Data listing:

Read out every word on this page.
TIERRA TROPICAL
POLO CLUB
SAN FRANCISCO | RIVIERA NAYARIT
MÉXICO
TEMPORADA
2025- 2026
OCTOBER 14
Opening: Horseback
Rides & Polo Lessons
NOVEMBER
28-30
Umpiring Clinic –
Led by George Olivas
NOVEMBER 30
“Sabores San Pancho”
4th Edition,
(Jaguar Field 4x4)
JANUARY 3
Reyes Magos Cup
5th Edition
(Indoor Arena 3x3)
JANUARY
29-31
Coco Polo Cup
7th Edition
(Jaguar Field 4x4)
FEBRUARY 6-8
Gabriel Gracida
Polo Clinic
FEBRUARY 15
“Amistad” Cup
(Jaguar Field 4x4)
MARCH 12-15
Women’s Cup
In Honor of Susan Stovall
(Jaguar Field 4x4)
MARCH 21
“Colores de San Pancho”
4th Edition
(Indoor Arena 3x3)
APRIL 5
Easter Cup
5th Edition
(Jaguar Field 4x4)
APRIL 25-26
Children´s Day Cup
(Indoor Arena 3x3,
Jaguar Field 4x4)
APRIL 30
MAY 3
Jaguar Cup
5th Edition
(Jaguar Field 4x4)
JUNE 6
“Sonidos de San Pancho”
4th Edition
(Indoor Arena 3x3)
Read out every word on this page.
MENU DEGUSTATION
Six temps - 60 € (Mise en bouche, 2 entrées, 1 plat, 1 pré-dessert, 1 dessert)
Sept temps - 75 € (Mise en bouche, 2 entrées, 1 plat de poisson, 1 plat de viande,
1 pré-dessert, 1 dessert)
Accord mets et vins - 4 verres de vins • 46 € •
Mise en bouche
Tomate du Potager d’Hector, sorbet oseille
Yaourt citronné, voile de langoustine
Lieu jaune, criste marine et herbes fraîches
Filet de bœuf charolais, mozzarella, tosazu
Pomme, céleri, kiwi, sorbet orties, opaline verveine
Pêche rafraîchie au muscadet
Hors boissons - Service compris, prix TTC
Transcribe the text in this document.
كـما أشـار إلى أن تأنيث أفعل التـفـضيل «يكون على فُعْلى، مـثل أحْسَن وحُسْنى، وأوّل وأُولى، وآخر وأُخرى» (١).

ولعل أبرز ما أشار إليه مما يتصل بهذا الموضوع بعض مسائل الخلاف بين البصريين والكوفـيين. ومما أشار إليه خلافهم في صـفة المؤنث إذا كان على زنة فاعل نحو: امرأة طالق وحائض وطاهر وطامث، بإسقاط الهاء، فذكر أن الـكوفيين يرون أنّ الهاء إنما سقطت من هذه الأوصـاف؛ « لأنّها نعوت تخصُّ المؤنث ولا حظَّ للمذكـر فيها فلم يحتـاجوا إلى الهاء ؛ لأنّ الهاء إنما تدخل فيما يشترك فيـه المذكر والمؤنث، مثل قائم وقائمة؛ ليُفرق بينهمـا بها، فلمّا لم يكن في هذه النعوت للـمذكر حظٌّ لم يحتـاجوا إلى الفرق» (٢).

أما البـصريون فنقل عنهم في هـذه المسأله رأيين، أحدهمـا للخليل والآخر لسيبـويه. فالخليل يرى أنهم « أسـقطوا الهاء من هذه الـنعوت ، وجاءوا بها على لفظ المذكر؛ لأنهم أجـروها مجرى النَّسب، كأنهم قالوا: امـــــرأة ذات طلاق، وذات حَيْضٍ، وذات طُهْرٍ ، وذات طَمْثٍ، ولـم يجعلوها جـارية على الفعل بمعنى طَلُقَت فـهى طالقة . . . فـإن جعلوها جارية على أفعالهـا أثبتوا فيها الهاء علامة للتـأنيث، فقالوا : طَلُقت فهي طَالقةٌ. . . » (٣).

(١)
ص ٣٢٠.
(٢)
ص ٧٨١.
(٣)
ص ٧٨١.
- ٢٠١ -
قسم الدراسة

__TO BE DONE__: Print the records above in full, exactly.

__EXERCISE RESPONSE__:
Read out every word on this page.
TIERRA TROPICAL
POLO CLUB
SAN FRANCISCO | RIVIERA NAYARIT
MÉXICO
TEMPORADA
2025- 2026
OCTOBER 14
Opening: Horseback
Rides & Polo Lessons
NOVEMBER
28-30
Umpiring Clinic –
Led by George Olivas
NOVEMBER 30
“Sabores San Pancho”
4th Edition,
(Jaguar Field 4x4)
JANUARY 3
Reyes Magos Cup
5th Edition
(Indoor Arena 3x3)
JANUARY
29-31
Coco Polo Cup
7th Edition
(Jaguar Field 4x4)
FEBRUARY 6-8
Gabriel Gracida
Polo Clinic
FEBRUARY 15
“Amistad” Cup
(Jaguar Field 4x4)
MARCH 12-15
Women’s Cup
In Honor of Susan Stovall
(Jaguar Field 4x4)
MARCH 21
“Colores de San Pancho”
4th Edition
(Indoor Arena 3x3)
APRIL 5
Easter Cup
5th Edition
(Jaguar Field 4x4)
APRIL 25-26
Children´s Day Cup
(Indoor Arena 3x3,
Jaguar Field 4x4)
APRIL 30
MAY 3
Jaguar Cup
5th Edition
(Jaguar Field 4x4)
JUNE 6
“Sonidos de San Pancho”
4th Edition
(Indoor Arena 3x3)
Read out every word on this page.
MENU DEGUSTATION
Six temps - 60 € (Mise en bouche, 2 entrées, 1 plat, 1 pré-dessert, 1 dessert)
Sept temps - 75 € (Mise en bouche, 2 entrées, 1 plat de poisson, 1 plat de viande,
1 pré-dessert, 1 dessert)
Accord mets et vins - 4 verres de vins • 46 € •
Mise en bouche
Tomate du Potager d’Hector, sorbet oseille
Yaourt citronné, voile de langoustine
Lieu jaune, criste marine et herbes fraîches
Filet de bœuf charolais, mozzarella, tosazu
Pomme, céleri, kiwi, sorbet orties, opaline verveine
Pêche rafraîchie au muscadet
Hors boissons - Service compris, prix TTC
Transcribe the text in this document.
كـما أشـار إلى أن تأنيث أفعل التـفـضيل «يكون على فُعْلى، مـثل أحْسَن وحُسْنى، وأوّل وأُولى، وآخر وأُخرى» (١).

ولعل أبرز ما أشار إليه مما يتصل بهذا الموضوع بعض مسائل الخلاف بين البصريين والكوفـيين. ومما أشار إليه خلافهم في صـفة المؤنث إذا كان على زنة فاعل نحو: امرأة طالق وحائض وطاهر وطامث، بإسقاط الهاء، فذكر أن الـكوفيين يرون أنّ الهاء إنما سقطت من هذه الأوصـاف؛ « لأنّها نعوت تخصُّ المؤنث ولا حظَّ للمذكـر فيها فلم يحتـاجوا إلى الهاء ؛ لأنّ الهاء إنما تدخل فيما يشترك فيـه المذكر والمؤنث، مثل قائم وقائمة؛ ليُفرق بينهمـا بها، فلمّا لم يكن في هذه النعوت للـمذكر حظٌّ لم يحتـاجوا إلى الفرق» (٢).

أما البـصريون فنقل عنهم في هـذه المسأله رأيين، أحدهمـا للخليل والآخر لسيبـويه. فالخليل يرى أنهم « أسـقطوا الهاء من هذه الـنعوت ، وجاءوا بها على لفظ المذكر؛ لأنهم أجـروها مجرى النَّسب، كأنهم قالوا: امـــــرأة ذات طلاق، وذات حَيْضٍ، وذات طُهْرٍ ، وذات طَمْثٍ، ولـم يجعلوها جـارية على الفعل بمعنى طَلُقَت فـهى طالقة . . . فـإن جعلوها جارية على أفعالهـا أثبتوا فيها الهاء علامة للتـأنيث، فقالوا : طَلُقت فهي طَالقةٌ. . . » (٣).

(١)
ص ٣٢٠.
(٢)
ص ٧٨١.
(٣)
ص ٧٨١.
- ٢٠١ -
قسم الدراسة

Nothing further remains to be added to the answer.